--- Reading passage Enclosed Below ---
NEW YORK TIMES FEATURE

by Neil Tesser
Source:New York Times

Saxophonists are collectors; it’s an occupational hazard. They amass boxes of reeds to find one that works perfectly; their closets bulge with the secondary saxes, clarinets and flutes they are expected to play in bands and orchestras.

And if the home of a professional saxophonist often resembles a small-town music shop of decades past, with perhaps a dozen instruments, Frank Catalano’s home is more like a saxophone Wal-Mart.

Mr. Catalano’s 60 or so instruments, 45 of which sprawl across three floors of his house in Bucktown, include more than 20 models of his main horn, the tenor sax, and several of the big baritone saxes popular in rock ’n’ roll. He also has more than a dozen soprano saxes — many of them the lovely little curved ones in vogue until the 1950s — and some flutes.

He owns two dozen alto saxes alone — and he does not even play alto, at least not in public.

 

“I do practice on alto and study it a lot, because from a clarity-of-voice standpoint, it’s the best,” he said. (He also played a lot of alto while getting his degree in classical composition at DePaul.)

Part of this cache results from being a clinician for Yamaha, the Japanese motorcycle giant and leading maker of musical instruments. Mr. Catalano consults on saxophone designs and receives pre-production versions of new models. Yamaha also sends him a finished version of each horn. That alone keeps his collection growing.

Mr. Catalano, who at 34 has performed professionally for more than two-thirds of his life, has also become a savvy appraiser. He owns an alto that was played by the brilliant saxophonist Cannonball Adderley and a tenor saxophone that is rumored to have belonged to the iconic tenor man Lester Young.

As a musician, Mr. Catalano is known for the exuberance of his solos, and he speaks with rapid-fire energy in a high-pitched voice, barely finishing one sentence before hitting the next.

“Look at this gold-plated Buscher C-melody saxophone,” he said during a tour of his musical estate. “It had to be a special order, because it has the high-F key that they never used, so this is one-of-a-kind, from 1924, which is why I purchased it. If this was a true special order from 87 years ago, and you figure at that time it would have been $700-$800 — I’m guessing it belonged to a really happening player.”

The pièce de résistance is a straight soprano saxophone played by John Coltrane on the eve of one of his most famous recordings.

“In July 1960, just before he recorded the album ‘My Favorite Things,’ the Selmer Company made a handful of sopranos for him to try out, and this was one of them,” Mr. Catalano said. “I have a letter confirming this from the district manager at Selmer at the time.

 

“I’ve never played a soprano that had this dark of a sound. If you’re talking about probably the most influential saxophonist and what he liked, and you pick up this horn, your hair gets all tingly.”

Mr. Catalano, who has recorded six albums under his own name, has played all the saxes in his collection and uses several of them regularly, depending on the occasion.

On his late-night set at the Green Mill (2 a.m. to 3 a.m. each Thursday), he uses his current workhorse, a Yamaha Custom-Z with silver plating that helps generate a big, flexible tone. On the Grammy-winning album “Get Lifted” by the crooner John Legend, and with the metal band Ministry, he used horns whose materials lent sounds more appropriate to those projects.
--- End of Enclosed Reading passage ---
Answer these from the saxophone collection article:
1. How many alto saxes does Mr. Catalano own?
2. From what year is the gold-plated Buscher C-melody saxophone?
3. Which horn does he use on his late-night set at the Green Mill?
--- Supplied material Enclosed Below ---
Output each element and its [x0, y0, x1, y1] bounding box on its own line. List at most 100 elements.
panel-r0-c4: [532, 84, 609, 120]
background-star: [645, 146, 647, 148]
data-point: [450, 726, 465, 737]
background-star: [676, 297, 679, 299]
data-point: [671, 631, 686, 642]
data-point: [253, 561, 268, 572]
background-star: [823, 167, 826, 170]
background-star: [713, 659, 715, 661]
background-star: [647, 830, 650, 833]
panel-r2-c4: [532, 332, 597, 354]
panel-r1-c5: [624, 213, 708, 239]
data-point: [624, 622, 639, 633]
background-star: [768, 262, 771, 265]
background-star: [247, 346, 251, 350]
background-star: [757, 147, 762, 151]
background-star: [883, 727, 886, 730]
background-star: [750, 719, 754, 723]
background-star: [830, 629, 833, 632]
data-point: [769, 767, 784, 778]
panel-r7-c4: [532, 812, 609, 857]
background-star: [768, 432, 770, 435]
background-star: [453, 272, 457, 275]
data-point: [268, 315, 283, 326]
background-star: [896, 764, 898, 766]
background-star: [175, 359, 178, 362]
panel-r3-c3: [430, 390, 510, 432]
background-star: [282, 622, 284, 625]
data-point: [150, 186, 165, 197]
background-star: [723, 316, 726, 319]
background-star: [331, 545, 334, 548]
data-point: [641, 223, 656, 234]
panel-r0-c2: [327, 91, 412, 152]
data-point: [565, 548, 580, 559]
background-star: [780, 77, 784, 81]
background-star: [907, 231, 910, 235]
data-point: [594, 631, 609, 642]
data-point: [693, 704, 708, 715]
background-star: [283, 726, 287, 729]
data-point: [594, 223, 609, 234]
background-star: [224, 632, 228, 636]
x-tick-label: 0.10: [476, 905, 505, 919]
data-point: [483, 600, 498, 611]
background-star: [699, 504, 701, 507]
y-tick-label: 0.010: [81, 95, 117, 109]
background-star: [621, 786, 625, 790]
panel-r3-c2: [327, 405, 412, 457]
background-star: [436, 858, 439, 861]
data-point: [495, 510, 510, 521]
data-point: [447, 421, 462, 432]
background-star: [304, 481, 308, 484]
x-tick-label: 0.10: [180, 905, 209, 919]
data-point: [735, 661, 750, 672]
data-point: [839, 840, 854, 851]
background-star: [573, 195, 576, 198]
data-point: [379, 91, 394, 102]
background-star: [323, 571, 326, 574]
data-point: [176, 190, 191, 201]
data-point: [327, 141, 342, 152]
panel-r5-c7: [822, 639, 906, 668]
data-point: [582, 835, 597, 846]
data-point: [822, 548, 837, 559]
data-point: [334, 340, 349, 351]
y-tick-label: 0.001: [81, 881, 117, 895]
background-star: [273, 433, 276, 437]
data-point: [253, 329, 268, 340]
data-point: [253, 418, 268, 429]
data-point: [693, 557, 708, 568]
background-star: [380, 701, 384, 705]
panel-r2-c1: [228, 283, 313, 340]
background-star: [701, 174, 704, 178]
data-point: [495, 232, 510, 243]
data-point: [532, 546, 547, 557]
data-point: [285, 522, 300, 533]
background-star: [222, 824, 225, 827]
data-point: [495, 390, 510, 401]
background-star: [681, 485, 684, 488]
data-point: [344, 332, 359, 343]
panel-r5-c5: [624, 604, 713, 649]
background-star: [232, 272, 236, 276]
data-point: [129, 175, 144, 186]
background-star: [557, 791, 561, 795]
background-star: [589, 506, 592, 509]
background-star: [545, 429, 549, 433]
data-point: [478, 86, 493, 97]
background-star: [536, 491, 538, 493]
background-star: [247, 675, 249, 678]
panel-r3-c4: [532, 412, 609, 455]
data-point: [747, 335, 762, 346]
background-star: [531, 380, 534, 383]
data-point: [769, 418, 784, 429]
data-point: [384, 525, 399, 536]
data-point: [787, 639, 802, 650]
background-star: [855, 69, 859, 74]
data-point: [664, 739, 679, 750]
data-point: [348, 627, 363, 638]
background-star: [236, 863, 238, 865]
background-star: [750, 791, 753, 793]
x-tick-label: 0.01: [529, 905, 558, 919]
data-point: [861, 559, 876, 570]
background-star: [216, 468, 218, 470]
--- End of Enclosed Supplied material ---
**Task answer:**
1. Two dozen.
2. 1924.
3. A Yamaha Custom-Z with silver plating.